## Given task
Count how many lines of the data include "BUST". The answer is that number and nothing else.
= = =
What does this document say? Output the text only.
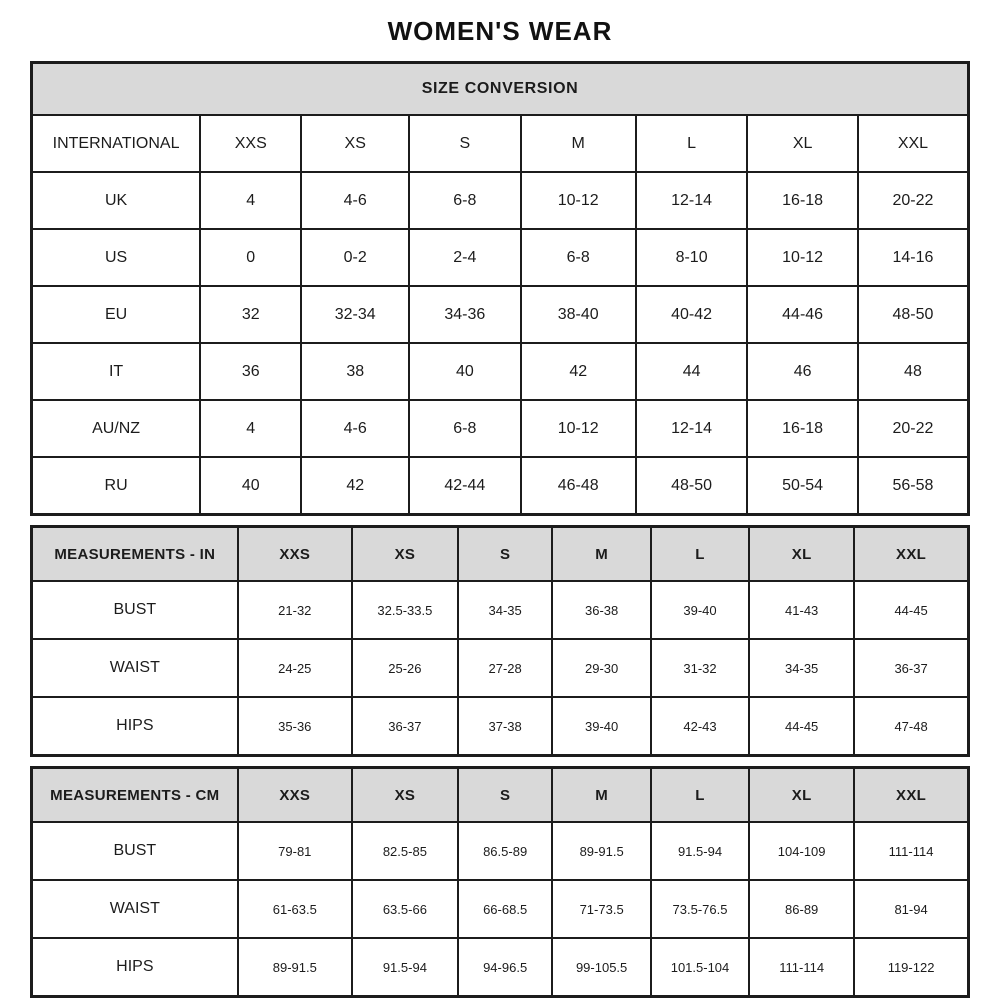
WOMEN'S WEAR
SIZE CONVERSION							
INTERNATIONAL	XXS	XS	S	M	L	XL	XXL
UK	4	4-6	6-8	10-12	12-14	16-18	20-22
US	0	0-2	2-4	6-8	8-10	10-12	14-16
EU	32	32-34	34-36	38-40	40-42	44-46	48-50
IT	36	38	40	42	44	46	48
AU/NZ	4	4-6	6-8	10-12	12-14	16-18	20-22
RU	40	42	42-44	46-48	48-50	50-54	56-58
MEASUREMENTS - IN	XXS	XS	S	M	L	XL	XXL
BUST	21-32	32.5-33.5	34-35	36-38	39-40	41-43	44-45
WAIST	24-25	25-26	27-28	29-30	31-32	34-35	36-37
HIPS	35-36	36-37	37-38	39-40	42-43	44-45	47-48
MEASUREMENTS - CM	XXS	XS	S	M	L	XL	XXL
BUST	79-81	82.5-85	86.5-89	89-91.5	91.5-94	104-109	111-114
WAIST	61-63.5	63.5-66	66-68.5	71-73.5	73.5-76.5	86-89	81-94
HIPS	89-91.5	91.5-94	94-96.5	99-105.5	101.5-104	111-114	119-122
= = =
## Final result
2